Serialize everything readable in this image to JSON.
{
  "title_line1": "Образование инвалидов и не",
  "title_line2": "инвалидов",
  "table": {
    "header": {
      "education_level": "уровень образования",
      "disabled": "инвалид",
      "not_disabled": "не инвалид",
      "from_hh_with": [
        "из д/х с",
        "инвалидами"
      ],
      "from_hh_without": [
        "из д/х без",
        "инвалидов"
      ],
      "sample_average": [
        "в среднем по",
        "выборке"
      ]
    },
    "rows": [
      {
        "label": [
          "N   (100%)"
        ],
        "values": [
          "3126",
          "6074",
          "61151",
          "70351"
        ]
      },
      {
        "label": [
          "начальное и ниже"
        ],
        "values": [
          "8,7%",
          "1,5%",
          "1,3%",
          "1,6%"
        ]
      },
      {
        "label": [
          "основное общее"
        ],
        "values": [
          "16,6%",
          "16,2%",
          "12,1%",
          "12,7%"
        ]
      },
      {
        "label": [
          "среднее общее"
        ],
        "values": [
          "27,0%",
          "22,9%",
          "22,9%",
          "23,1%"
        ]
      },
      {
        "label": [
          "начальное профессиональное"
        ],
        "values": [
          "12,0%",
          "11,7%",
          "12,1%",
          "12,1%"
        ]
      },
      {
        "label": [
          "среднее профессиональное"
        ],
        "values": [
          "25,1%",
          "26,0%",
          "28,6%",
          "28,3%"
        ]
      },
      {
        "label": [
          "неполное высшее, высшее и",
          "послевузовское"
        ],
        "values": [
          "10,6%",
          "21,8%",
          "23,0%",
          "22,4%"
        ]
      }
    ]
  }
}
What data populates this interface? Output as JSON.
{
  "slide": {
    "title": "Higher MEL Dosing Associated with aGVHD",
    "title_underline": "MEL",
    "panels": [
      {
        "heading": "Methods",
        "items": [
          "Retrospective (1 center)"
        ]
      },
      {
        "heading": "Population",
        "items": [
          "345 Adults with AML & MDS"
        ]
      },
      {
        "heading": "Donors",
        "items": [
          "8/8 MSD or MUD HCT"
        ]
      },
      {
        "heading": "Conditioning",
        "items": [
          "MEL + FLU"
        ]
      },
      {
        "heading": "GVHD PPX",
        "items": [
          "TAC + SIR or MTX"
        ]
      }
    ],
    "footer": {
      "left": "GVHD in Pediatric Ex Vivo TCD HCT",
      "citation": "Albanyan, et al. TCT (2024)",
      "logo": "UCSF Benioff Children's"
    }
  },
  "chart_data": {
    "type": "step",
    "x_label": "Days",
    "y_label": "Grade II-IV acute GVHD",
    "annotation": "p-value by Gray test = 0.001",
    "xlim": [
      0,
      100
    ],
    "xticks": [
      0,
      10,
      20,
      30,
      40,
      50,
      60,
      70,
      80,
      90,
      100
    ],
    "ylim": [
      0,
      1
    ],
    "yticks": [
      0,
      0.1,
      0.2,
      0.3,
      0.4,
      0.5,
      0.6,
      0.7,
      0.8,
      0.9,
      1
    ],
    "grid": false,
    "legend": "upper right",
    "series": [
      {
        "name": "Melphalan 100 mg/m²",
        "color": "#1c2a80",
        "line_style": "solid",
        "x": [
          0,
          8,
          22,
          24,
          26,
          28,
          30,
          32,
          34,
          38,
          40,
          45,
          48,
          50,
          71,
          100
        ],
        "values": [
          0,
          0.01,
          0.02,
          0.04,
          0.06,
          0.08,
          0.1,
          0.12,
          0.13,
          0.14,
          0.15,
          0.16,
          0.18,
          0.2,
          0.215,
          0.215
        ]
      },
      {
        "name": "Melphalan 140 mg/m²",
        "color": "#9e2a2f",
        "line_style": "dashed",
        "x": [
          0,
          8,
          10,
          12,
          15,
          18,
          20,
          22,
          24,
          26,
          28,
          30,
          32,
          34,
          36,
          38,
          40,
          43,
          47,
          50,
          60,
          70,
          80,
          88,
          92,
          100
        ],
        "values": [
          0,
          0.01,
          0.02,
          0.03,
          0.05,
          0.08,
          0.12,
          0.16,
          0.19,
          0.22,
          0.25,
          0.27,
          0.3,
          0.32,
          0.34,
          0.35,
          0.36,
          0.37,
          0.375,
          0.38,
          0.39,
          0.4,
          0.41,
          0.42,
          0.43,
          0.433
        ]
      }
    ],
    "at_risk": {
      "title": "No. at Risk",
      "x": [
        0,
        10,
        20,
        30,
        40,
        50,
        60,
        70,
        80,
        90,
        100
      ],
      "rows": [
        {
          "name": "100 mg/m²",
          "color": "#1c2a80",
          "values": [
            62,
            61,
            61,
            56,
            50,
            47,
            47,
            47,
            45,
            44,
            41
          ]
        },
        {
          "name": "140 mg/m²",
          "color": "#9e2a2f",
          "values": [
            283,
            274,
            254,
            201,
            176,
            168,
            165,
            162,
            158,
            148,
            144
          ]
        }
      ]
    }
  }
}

--------------------------------------------------

### Exercise objective
Read the entries and select each line where the word "Melphalan" is found.

### Response
        "name": "Melphalan 100 mg/m²",
        "name": "Melphalan 140 mg/m²",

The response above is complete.